> _What is needed_: Determine which lines contain the word "humidity", then copy those lines.
::::::
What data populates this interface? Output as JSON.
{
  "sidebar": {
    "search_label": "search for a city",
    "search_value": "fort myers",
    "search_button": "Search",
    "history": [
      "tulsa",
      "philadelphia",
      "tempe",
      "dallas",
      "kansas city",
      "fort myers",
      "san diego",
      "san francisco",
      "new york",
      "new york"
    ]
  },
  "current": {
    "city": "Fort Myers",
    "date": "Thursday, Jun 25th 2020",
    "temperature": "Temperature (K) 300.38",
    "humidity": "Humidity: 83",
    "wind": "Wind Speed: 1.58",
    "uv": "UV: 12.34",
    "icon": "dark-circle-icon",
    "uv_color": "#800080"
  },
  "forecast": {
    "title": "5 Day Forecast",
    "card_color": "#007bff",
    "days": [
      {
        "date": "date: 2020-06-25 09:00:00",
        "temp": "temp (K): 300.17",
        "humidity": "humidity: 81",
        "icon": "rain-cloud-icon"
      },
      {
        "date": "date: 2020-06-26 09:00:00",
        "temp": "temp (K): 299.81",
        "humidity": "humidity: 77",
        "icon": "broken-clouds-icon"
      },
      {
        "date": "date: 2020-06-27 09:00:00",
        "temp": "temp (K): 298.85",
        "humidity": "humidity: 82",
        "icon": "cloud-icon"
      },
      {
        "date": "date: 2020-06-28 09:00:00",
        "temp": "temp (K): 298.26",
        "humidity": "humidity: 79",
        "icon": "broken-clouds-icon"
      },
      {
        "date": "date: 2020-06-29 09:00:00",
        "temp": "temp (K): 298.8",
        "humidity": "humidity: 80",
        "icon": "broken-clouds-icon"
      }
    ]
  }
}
::::::
> _Written response_:
    "humidity": "Humidity: 83",
        "humidity": "humidity: 81",
        "humidity": "humidity: 77",
        "humidity": "humidity: 82",
        "humidity": "humidity: 79",
        "humidity": "humidity: 80",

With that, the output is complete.